Excerpt provided:
+++


  • English

    The La Primavera Wildlife Protection Area (APFFLP, in Spanish) is located west of Guadalajara, the third largest city of Mexico. This natural area harbors four types of vegetation: oak forest (Quercus), oak-pine forest (Quercus-Pinus), pine-oak forest (Pinus-Quercus), and deciduous tropical forest, as well as three plant communities — riparian, rocky, and ruderal — that grow within the vegetation types just mentioned. The natural richness of La Primavera is potentially threatened due to forest fires that occur at least once a year.

    This text reports the results of an analysis to determine semi-automated areas burned in La Primavera during the period 2003 to 2016 using time series of Landsat-7 images of the Normalized Difference Vegetation Index and the Normalized Burn Ratio, NDVI and NBR, respectively.

    To determine burned areas in the APFFLP, we first estimated the dates of abrupt changes in the trend of the NDVI time series using the Breaks For Additive Season and Trend (BFAST) algorithm. In a first instance, this algorithm allows estimating the trend, seasonal or temporal component, and the corresponding errors of each NDVI time series. Moreover, by combining dynamic programming, a statistical model selection criterion, and a statistical hypothesis test, BFAST allows estimating abrupt shifts in the trend and seasonal component of the NDVI; the algorithm returns the dates of these abrupt changes along with their respective confidence interval. This study only considered very marked changes in the NDVI trend, which were deemed plausible burn dates.

+++

Data excerpts:
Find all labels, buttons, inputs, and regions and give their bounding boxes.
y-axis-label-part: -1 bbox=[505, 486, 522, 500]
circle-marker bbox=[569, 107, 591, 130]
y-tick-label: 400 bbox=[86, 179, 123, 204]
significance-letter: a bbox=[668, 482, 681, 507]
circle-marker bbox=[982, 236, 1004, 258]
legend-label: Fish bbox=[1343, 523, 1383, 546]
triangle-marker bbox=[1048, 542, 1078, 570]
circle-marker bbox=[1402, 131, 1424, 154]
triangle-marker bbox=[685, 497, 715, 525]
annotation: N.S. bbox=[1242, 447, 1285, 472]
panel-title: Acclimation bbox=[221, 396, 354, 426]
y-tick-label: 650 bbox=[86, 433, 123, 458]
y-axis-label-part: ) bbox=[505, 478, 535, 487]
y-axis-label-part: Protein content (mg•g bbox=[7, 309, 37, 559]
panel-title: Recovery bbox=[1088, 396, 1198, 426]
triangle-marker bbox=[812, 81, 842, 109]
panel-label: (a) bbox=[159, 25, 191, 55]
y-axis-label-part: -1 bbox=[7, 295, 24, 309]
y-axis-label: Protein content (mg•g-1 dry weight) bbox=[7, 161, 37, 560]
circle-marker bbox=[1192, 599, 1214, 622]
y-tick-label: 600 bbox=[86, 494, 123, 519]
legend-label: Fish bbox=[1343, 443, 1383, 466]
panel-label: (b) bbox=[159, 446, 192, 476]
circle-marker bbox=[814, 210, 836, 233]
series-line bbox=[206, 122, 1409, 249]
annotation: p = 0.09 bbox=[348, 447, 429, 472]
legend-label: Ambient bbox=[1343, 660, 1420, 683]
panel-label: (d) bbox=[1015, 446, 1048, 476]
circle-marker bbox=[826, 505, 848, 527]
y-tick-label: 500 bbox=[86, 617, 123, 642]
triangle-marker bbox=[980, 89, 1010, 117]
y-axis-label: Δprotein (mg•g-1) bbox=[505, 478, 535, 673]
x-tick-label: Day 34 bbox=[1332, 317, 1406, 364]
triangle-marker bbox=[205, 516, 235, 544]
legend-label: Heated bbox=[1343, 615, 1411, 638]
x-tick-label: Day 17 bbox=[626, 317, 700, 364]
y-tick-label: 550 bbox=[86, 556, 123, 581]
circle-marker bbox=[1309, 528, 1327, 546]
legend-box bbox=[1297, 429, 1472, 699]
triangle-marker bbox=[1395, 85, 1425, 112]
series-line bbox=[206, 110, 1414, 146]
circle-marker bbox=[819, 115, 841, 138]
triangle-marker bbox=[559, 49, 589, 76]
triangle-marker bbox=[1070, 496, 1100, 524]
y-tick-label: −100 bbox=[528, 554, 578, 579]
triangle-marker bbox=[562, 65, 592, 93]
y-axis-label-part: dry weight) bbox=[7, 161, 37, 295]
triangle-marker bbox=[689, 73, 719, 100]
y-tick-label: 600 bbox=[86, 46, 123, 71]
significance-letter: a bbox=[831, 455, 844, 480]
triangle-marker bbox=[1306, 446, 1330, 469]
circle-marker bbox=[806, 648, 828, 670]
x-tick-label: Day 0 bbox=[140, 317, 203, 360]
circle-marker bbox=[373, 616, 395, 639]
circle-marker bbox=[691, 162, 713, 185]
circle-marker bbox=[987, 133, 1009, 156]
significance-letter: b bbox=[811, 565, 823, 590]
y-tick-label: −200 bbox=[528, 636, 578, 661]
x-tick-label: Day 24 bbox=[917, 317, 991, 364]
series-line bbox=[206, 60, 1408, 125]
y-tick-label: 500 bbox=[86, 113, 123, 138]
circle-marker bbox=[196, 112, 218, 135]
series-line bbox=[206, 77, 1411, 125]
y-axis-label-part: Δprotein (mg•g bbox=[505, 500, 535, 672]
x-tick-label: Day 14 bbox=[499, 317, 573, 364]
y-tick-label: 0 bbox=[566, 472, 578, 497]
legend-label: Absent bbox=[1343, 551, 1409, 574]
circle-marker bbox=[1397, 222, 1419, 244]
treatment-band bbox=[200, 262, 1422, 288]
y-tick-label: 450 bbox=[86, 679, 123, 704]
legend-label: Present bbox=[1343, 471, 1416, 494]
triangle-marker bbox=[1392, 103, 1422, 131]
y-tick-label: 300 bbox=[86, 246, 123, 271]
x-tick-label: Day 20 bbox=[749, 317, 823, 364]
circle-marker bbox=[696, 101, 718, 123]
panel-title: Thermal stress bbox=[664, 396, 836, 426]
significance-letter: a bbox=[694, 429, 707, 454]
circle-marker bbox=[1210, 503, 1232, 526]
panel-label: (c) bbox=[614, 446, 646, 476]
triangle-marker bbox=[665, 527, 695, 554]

+++

Activity list:
1. Answer these from the La Primavera excerpt:
(a) In which direction from Guadalajara does the protected area lie?
(b) What period did the burned-area analysis cover?
(c) Which algorithm was used to estimate the dates of abrupt changes in the NDVI trend?
2. Quote the part of the La Primavera excerpt that begins with "The La Primavera" and ends with "and NBR, respectively.".
3. Write what comes next in the La Primavera excerpt, starting after its final sentence.

Answers by item:
1.
(a) West
(b) 2003 to 2016
(c) The Breaks For Additive Season and Trend (BFAST) algorithm

2.
The La Primavera Wildlife Protection Area (APFFLP, in Spanish) is located west of Guadalajara, the third largest city of Mexico. This natural area harbors four types of vegetation: oak forest (Quercus), oak-pine forest (Quercus-Pinus), pine-oak forest (Pinus-Quercus), and deciduous tropical forest, as well as three plant communities — riparian, rocky, and ruderal — that grow within the vegetation types just mentioned. The natural richness of La Primavera is potentially threatened due to forest fires that occur at least once a year.

    This text reports the results of an analysis to determine semi-automated areas burned in La Primavera during the period 2003 to 2016 using time series of Landsat-7 images of the Normalized Difference Vegetation Index and the Normalized Burn Ratio, NDVI and NBR, respectively.

3.
    Because abrupt changes in the NDVI structure may have different root causes, such as deforestation, it was necessary to determine their association with level changes in a spectral index used to determine burned areas. To this end, we used NBR values in a typical pre-post-burn analysis. That is, having a date of abrupt change in the NDVI trend as reference, we calculated the difference in NBR values between the previous date (one year apart, to reduce any potential interference from phenology or illumination effects) and the date immediately after the estimated abrupt change. Based on studies that have used of the difference in NBR in areas with a similar vegetation cover as La Primavera, we used the values of this index to determine proxy-severity levels in the burned areas determined by our method.

    To note, the method described herein is semi-automated and independent from the expertise of the researcher to determine burned areas. This is particularly useful for monitoring areas with no fire statistics available. Our map on the La Primavera burned area for 2008 illustrates that this method allows the detection of burned areas with no prior knowledge of the incident.

    BFAST, and therefore our method for the identification of burned areas, depends on a bandwidth parameter used in the statistical test to determine abrupt changes. The specific features of this parameter were widely discussed for this text. Since the Landsat-7 image collection for the study period had a high proportion of missing data, we discussed various information-filling techniques and studied their impact on the actual estimation of burned areas.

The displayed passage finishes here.